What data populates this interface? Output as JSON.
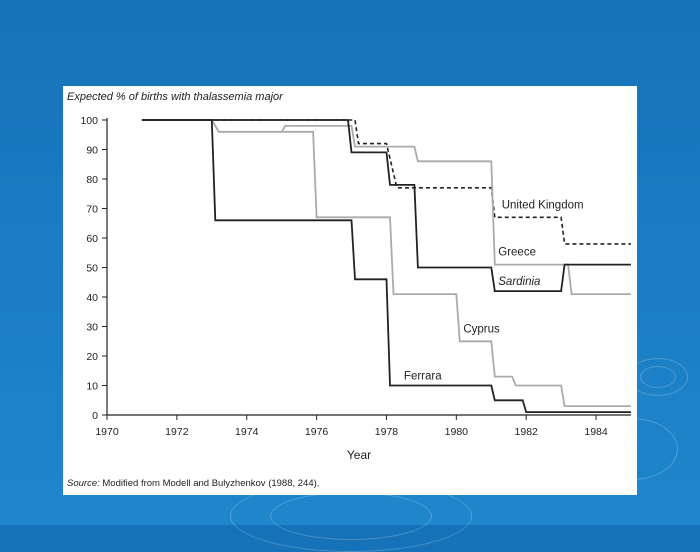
{
  "chart_data": {
    "type": "line",
    "title": "Expected % of births with thalassemia major",
    "xlabel": "Year",
    "ylabel": "",
    "xlim": [
      1970,
      1985
    ],
    "ylim": [
      0,
      100
    ],
    "x_ticks": [
      1970,
      1972,
      1974,
      1976,
      1978,
      1980,
      1982,
      1984
    ],
    "y_ticks": [
      0,
      10,
      20,
      30,
      40,
      50,
      60,
      70,
      80,
      90,
      100
    ],
    "grid": false,
    "series": [
      {
        "name": "United Kingdom",
        "style": "dashed",
        "color": "#222222",
        "x": [
          1972.3,
          1977.1,
          1977.2,
          1978.0,
          1978.3,
          1981.0,
          1981.1,
          1983.0,
          1983.1,
          1985.0
        ],
        "y": [
          100,
          100,
          92,
          92,
          77,
          77,
          67,
          67,
          58,
          58
        ]
      },
      {
        "name": "Greece",
        "style": "solid",
        "color": "#aaaaaa",
        "x": [
          1973.0,
          1973.2,
          1975.0,
          1975.1,
          1977.0,
          1977.1,
          1978.8,
          1978.9,
          1981.0,
          1981.1,
          1983.2,
          1983.3,
          1985.0
        ],
        "y": [
          100,
          96,
          96,
          98,
          98,
          91,
          91,
          86,
          86,
          51,
          51,
          41,
          41
        ]
      },
      {
        "name": "Sardinia",
        "style": "solid",
        "color": "#222222",
        "x": [
          1971.0,
          1976.9,
          1977.0,
          1978.0,
          1978.1,
          1978.8,
          1978.9,
          1981.0,
          1981.1,
          1983.0,
          1983.1,
          1985.0
        ],
        "y": [
          100,
          100,
          89,
          89,
          78,
          78,
          50,
          50,
          42,
          42,
          51,
          51
        ]
      },
      {
        "name": "Cyprus",
        "style": "solid",
        "color": "#aaaaaa",
        "x": [
          1975.0,
          1975.9,
          1976.0,
          1978.1,
          1978.2,
          1980.0,
          1980.1,
          1981.0,
          1981.1,
          1981.6,
          1981.7,
          1983.0,
          1983.1,
          1985.0
        ],
        "y": [
          96,
          96,
          67,
          67,
          41,
          41,
          25,
          25,
          13,
          13,
          10,
          10,
          3,
          3
        ]
      },
      {
        "name": "Ferrara",
        "style": "solid",
        "color": "#222222",
        "x": [
          1971.0,
          1973.0,
          1973.1,
          1977.0,
          1977.1,
          1978.0,
          1978.1,
          1981.0,
          1981.1,
          1981.9,
          1982.0,
          1985.0
        ],
        "y": [
          100,
          100,
          66,
          66,
          46,
          46,
          10,
          10,
          5,
          5,
          1,
          1
        ]
      }
    ],
    "annotations": [
      {
        "text": "United Kingdom",
        "x": 1981.3,
        "y": 70
      },
      {
        "text": "Greece",
        "x": 1981.2,
        "y": 54
      },
      {
        "text": "Sardinia",
        "x": 1981.2,
        "y": 44
      },
      {
        "text": "Cyprus",
        "x": 1980.2,
        "y": 28
      },
      {
        "text": "Ferrara",
        "x": 1978.5,
        "y": 12
      }
    ],
    "source_lead": "Source:",
    "source": "Modified from Modell and Bulyzhenkov (1988, 244)."
  }
}
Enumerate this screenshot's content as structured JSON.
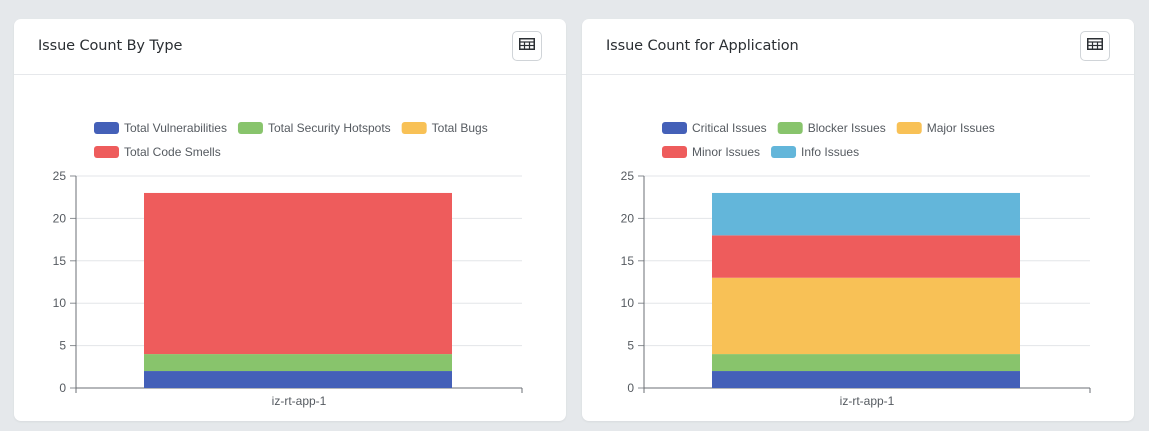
{
  "icons": {
    "table": "table-grid-icon"
  },
  "charts": [
    {
      "title": "Issue Count By Type",
      "table_button": "table-grid-icon"
    },
    {
      "title": "Issue Count for Application",
      "table_button": "table-grid-icon"
    }
  ],
  "chart_data": [
    {
      "type": "bar",
      "stacked": true,
      "title": "Issue Count By Type",
      "categories": [
        "iz-rt-app-1"
      ],
      "ylim": [
        0,
        25
      ],
      "yticks": [
        0,
        5,
        10,
        15,
        20,
        25
      ],
      "grid": true,
      "legend_position": "top",
      "series": [
        {
          "name": "Total Vulnerabilities",
          "values": [
            2
          ],
          "color": "#4460b8"
        },
        {
          "name": "Total Security Hotspots",
          "values": [
            2
          ],
          "color": "#88c46c"
        },
        {
          "name": "Total Bugs",
          "values": [
            0
          ],
          "color": "#f8c156"
        },
        {
          "name": "Total Code Smells",
          "values": [
            19
          ],
          "color": "#ee5c5c"
        }
      ]
    },
    {
      "type": "bar",
      "stacked": true,
      "title": "Issue Count for Application",
      "categories": [
        "iz-rt-app-1"
      ],
      "ylim": [
        0,
        25
      ],
      "yticks": [
        0,
        5,
        10,
        15,
        20,
        25
      ],
      "grid": true,
      "legend_position": "top",
      "series": [
        {
          "name": "Critical Issues",
          "values": [
            2
          ],
          "color": "#4460b8"
        },
        {
          "name": "Blocker Issues",
          "values": [
            2
          ],
          "color": "#88c46c"
        },
        {
          "name": "Major Issues",
          "values": [
            9
          ],
          "color": "#f8c156"
        },
        {
          "name": "Minor Issues",
          "values": [
            5
          ],
          "color": "#ee5c5c"
        },
        {
          "name": "Info Issues",
          "values": [
            5
          ],
          "color": "#63b6da"
        }
      ]
    }
  ]
}
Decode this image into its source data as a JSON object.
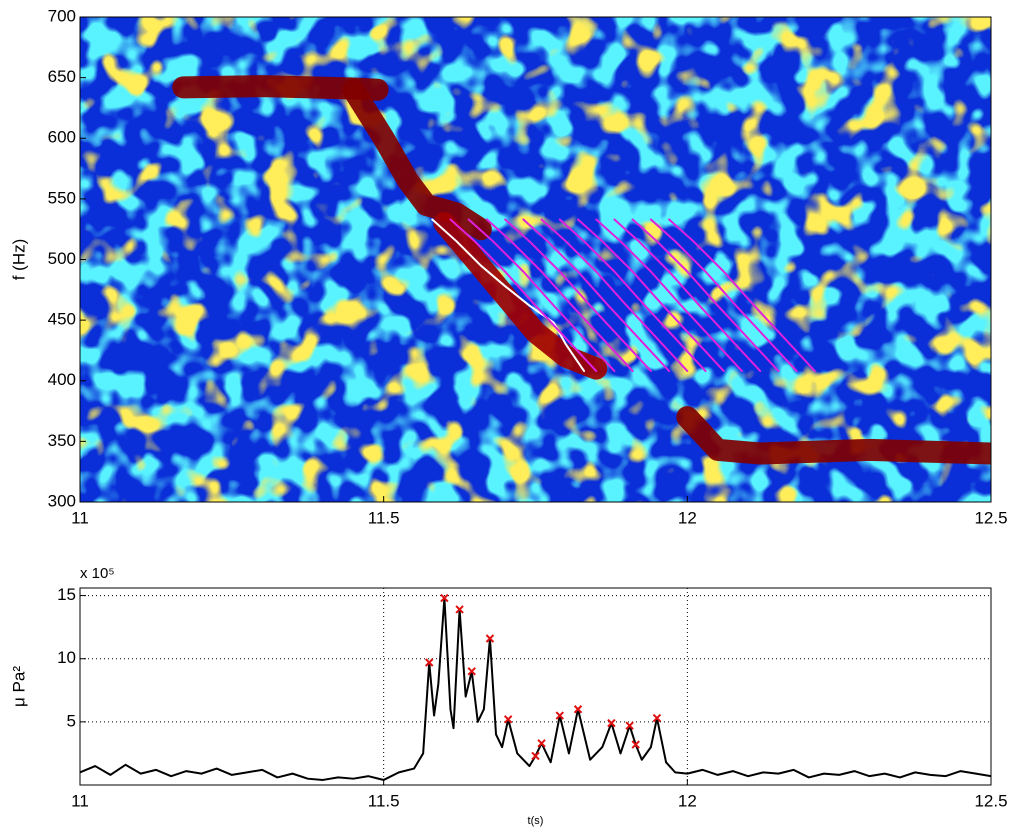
{
  "chart_data": [
    {
      "type": "spectrogram",
      "ylabel": "f (Hz)",
      "xlim": [
        11,
        12.5
      ],
      "xticks": [
        11,
        11.5,
        12,
        12.5
      ],
      "ylim": [
        300,
        700
      ],
      "yticks": [
        300,
        350,
        400,
        450,
        500,
        550,
        600,
        650,
        700
      ],
      "tracks": [
        {
          "color": "#800000",
          "x": [
            11.17,
            11.3,
            11.45,
            11.49
          ],
          "values": [
            642,
            643,
            641,
            640
          ]
        },
        {
          "color": "#800000",
          "x": [
            11.45,
            11.5,
            11.54,
            11.57,
            11.62,
            11.66
          ],
          "values": [
            640,
            600,
            565,
            545,
            538,
            525
          ]
        },
        {
          "color": "#a00000",
          "x": [
            11.6,
            11.65,
            11.7,
            11.75,
            11.8,
            11.85
          ],
          "values": [
            530,
            500,
            470,
            440,
            420,
            410
          ]
        },
        {
          "color": "#800000",
          "x": [
            12.0,
            12.05,
            12.12,
            12.3,
            12.5
          ],
          "values": [
            370,
            343,
            340,
            343,
            340
          ]
        }
      ],
      "series": [
        {
          "color": "#ffffff",
          "x": [
            11.58,
            11.62,
            11.66,
            11.7,
            11.74,
            11.78,
            11.8,
            11.83
          ],
          "values": [
            533,
            515,
            495,
            478,
            462,
            448,
            430,
            408
          ]
        },
        {
          "color": "#e020e0",
          "x": [
            11.61,
            11.65,
            11.7,
            11.75,
            11.8,
            11.85
          ],
          "values": [
            533,
            515,
            490,
            462,
            435,
            408
          ]
        },
        {
          "color": "#e020e0",
          "x": [
            11.64,
            11.68,
            11.73,
            11.78,
            11.83,
            11.88
          ],
          "values": [
            533,
            515,
            490,
            462,
            435,
            408
          ]
        },
        {
          "color": "#e020e0",
          "x": [
            11.67,
            11.71,
            11.76,
            11.81,
            11.86,
            11.91
          ],
          "values": [
            533,
            515,
            490,
            462,
            435,
            408
          ]
        },
        {
          "color": "#e020e0",
          "x": [
            11.7,
            11.74,
            11.79,
            11.84,
            11.89,
            11.94
          ],
          "values": [
            533,
            515,
            490,
            462,
            435,
            408
          ]
        },
        {
          "color": "#e020e0",
          "x": [
            11.73,
            11.77,
            11.82,
            11.87,
            11.92,
            11.97
          ],
          "values": [
            533,
            515,
            490,
            462,
            435,
            408
          ]
        },
        {
          "color": "#e020e0",
          "x": [
            11.76,
            11.8,
            11.85,
            11.9,
            11.95,
            12.0
          ],
          "values": [
            533,
            515,
            490,
            462,
            435,
            408
          ]
        },
        {
          "color": "#e020e0",
          "x": [
            11.79,
            11.83,
            11.88,
            11.93,
            11.98,
            12.03
          ],
          "values": [
            533,
            515,
            490,
            462,
            435,
            408
          ]
        },
        {
          "color": "#e020e0",
          "x": [
            11.82,
            11.86,
            11.91,
            11.96,
            12.01,
            12.06
          ],
          "values": [
            533,
            515,
            490,
            462,
            435,
            408
          ]
        },
        {
          "color": "#e020e0",
          "x": [
            11.85,
            11.89,
            11.94,
            11.99,
            12.04,
            12.09
          ],
          "values": [
            533,
            515,
            490,
            462,
            435,
            408
          ]
        },
        {
          "color": "#e020e0",
          "x": [
            11.88,
            11.92,
            11.97,
            12.02,
            12.07,
            12.12
          ],
          "values": [
            533,
            515,
            490,
            462,
            435,
            408
          ]
        },
        {
          "color": "#e020e0",
          "x": [
            11.91,
            11.95,
            12.0,
            12.05,
            12.1,
            12.15
          ],
          "values": [
            533,
            515,
            490,
            462,
            435,
            408
          ]
        },
        {
          "color": "#e020e0",
          "x": [
            11.94,
            11.98,
            12.03,
            12.08,
            12.13,
            12.18
          ],
          "values": [
            533,
            515,
            490,
            462,
            435,
            408
          ]
        },
        {
          "color": "#e020e0",
          "x": [
            11.97,
            12.01,
            12.06,
            12.11,
            12.16,
            12.21
          ],
          "values": [
            533,
            515,
            490,
            462,
            435,
            408
          ]
        }
      ]
    },
    {
      "type": "line",
      "ylabel": "μ Pa²",
      "xlabel": "t(s)",
      "exponent": "x 10⁵",
      "grid": true,
      "xlim": [
        11,
        12.5
      ],
      "xticks": [
        11,
        11.5,
        12,
        12.5
      ],
      "ylim": [
        0,
        15.6
      ],
      "yticks": [
        5,
        10,
        15
      ],
      "series": [
        {
          "color": "#000000",
          "style": "line",
          "x": [
            11.0,
            11.025,
            11.05,
            11.075,
            11.1,
            11.125,
            11.15,
            11.175,
            11.2,
            11.225,
            11.25,
            11.275,
            11.3,
            11.325,
            11.35,
            11.375,
            11.4,
            11.425,
            11.45,
            11.475,
            11.5,
            11.525,
            11.55,
            11.565,
            11.575,
            11.583,
            11.59,
            11.6,
            11.61,
            11.615,
            11.625,
            11.635,
            11.645,
            11.655,
            11.665,
            11.675,
            11.685,
            11.695,
            11.705,
            11.72,
            11.74,
            11.75,
            11.76,
            11.775,
            11.79,
            11.805,
            11.82,
            11.84,
            11.86,
            11.875,
            11.89,
            11.905,
            11.915,
            11.925,
            11.94,
            11.95,
            11.965,
            11.98,
            12.0,
            12.025,
            12.05,
            12.075,
            12.1,
            12.125,
            12.15,
            12.175,
            12.2,
            12.225,
            12.25,
            12.275,
            12.3,
            12.325,
            12.35,
            12.375,
            12.4,
            12.425,
            12.45,
            12.475,
            12.5
          ],
          "values": [
            1.0,
            1.5,
            0.8,
            1.6,
            0.9,
            1.2,
            0.7,
            1.1,
            0.9,
            1.3,
            0.8,
            1.0,
            1.2,
            0.6,
            0.9,
            0.5,
            0.4,
            0.6,
            0.5,
            0.7,
            0.4,
            1.0,
            1.3,
            2.5,
            9.7,
            5.5,
            8.0,
            14.8,
            6.0,
            4.5,
            13.9,
            7.0,
            9.0,
            5.0,
            6.0,
            11.6,
            4.0,
            3.0,
            5.2,
            2.5,
            1.5,
            2.3,
            3.3,
            1.8,
            5.5,
            2.5,
            6.0,
            2.0,
            3.0,
            4.9,
            2.5,
            4.7,
            3.2,
            2.0,
            3.0,
            5.3,
            1.8,
            1.0,
            0.9,
            1.2,
            0.8,
            1.1,
            0.7,
            1.0,
            0.9,
            1.2,
            0.6,
            0.9,
            0.8,
            1.1,
            0.7,
            0.9,
            0.6,
            1.0,
            0.8,
            0.7,
            1.1,
            0.9,
            0.7
          ]
        },
        {
          "color": "#e01010",
          "style": "markers",
          "x": [
            11.575,
            11.6,
            11.625,
            11.645,
            11.675,
            11.705,
            11.75,
            11.76,
            11.79,
            11.82,
            11.875,
            11.905,
            11.915,
            11.95
          ],
          "values": [
            9.7,
            14.8,
            13.9,
            9.0,
            11.6,
            5.2,
            2.3,
            3.3,
            5.5,
            6.0,
            4.9,
            4.7,
            3.2,
            5.3
          ]
        }
      ]
    }
  ]
}
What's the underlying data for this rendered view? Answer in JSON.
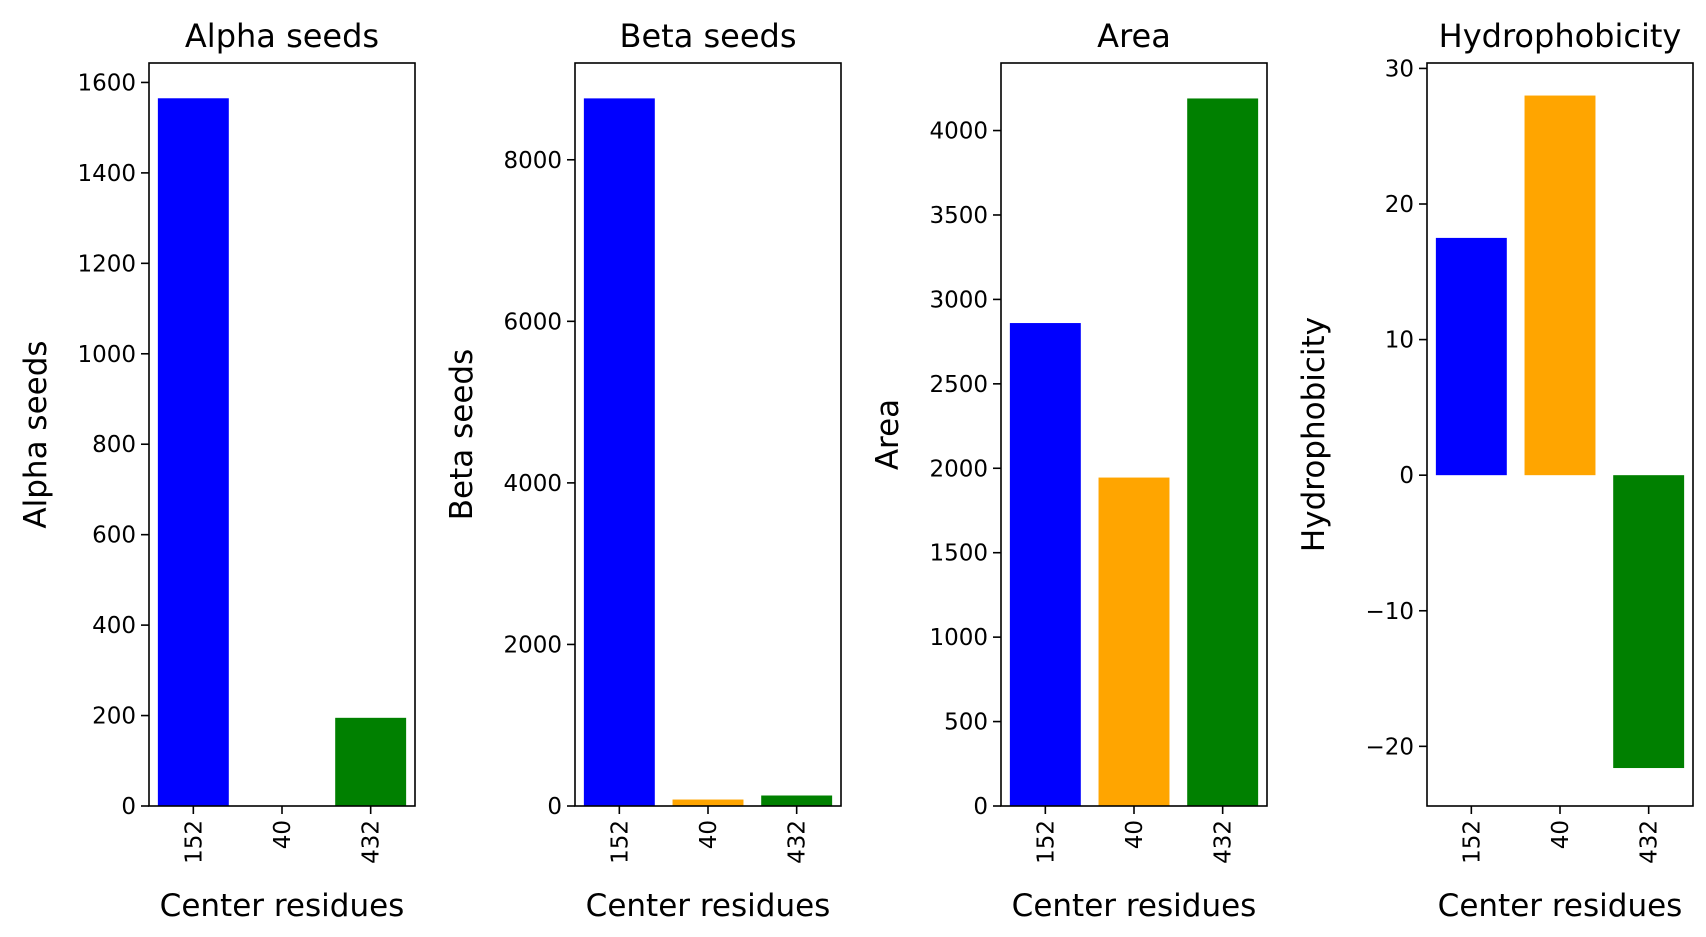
{
  "colors": {
    "152": "#0000ff",
    "40": "#ffa500",
    "432": "#008000",
    "axis": "#000000"
  },
  "chart_data": [
    {
      "type": "bar",
      "title": "Alpha seeds",
      "xlabel": "Center residues",
      "ylabel": "Alpha seeds",
      "categories": [
        "152",
        "40",
        "432"
      ],
      "values": [
        1565,
        0,
        195
      ],
      "ylim": [
        0,
        1643
      ],
      "yticks": [
        0,
        200,
        400,
        600,
        800,
        1000,
        1200,
        1400,
        1600
      ],
      "ytick_labels": [
        "0",
        "200",
        "400",
        "600",
        "800",
        "1000",
        "1200",
        "1400",
        "1600"
      ],
      "grid": false,
      "legend": "none"
    },
    {
      "type": "bar",
      "title": "Beta seeds",
      "xlabel": "Center residues",
      "ylabel": "Beta seeds",
      "categories": [
        "152",
        "40",
        "432"
      ],
      "values": [
        8760,
        80,
        130
      ],
      "ylim": [
        0,
        9198
      ],
      "yticks": [
        0,
        2000,
        4000,
        6000,
        8000
      ],
      "ytick_labels": [
        "0",
        "2000",
        "4000",
        "6000",
        "8000"
      ],
      "grid": false,
      "legend": "none"
    },
    {
      "type": "bar",
      "title": "Area",
      "xlabel": "Center residues",
      "ylabel": "Area",
      "categories": [
        "152",
        "40",
        "432"
      ],
      "values": [
        2860,
        1945,
        4190
      ],
      "ylim": [
        0,
        4400
      ],
      "yticks": [
        0,
        500,
        1000,
        1500,
        2000,
        2500,
        3000,
        3500,
        4000
      ],
      "ytick_labels": [
        "0",
        "500",
        "1000",
        "1500",
        "2000",
        "2500",
        "3000",
        "3500",
        "4000"
      ],
      "grid": false,
      "legend": "none"
    },
    {
      "type": "bar",
      "title": "Hydrophobicity",
      "xlabel": "Center residues",
      "ylabel": "Hydrophobicity",
      "categories": [
        "152",
        "40",
        "432"
      ],
      "values": [
        17.5,
        28.0,
        -21.6
      ],
      "ylim": [
        -24.4,
        30.4
      ],
      "yticks": [
        -20,
        -10,
        0,
        10,
        20,
        30
      ],
      "ytick_labels": [
        "−20",
        "−10",
        "0",
        "10",
        "20",
        "30"
      ],
      "grid": false,
      "legend": "none"
    }
  ]
}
-------------------------
_TASK_.
Locate each line with the word "Kingdom" and copy it.

_WRITTEN SOLUTION_.
        "name": "United Kingdom",
        "text": "United Kingdom",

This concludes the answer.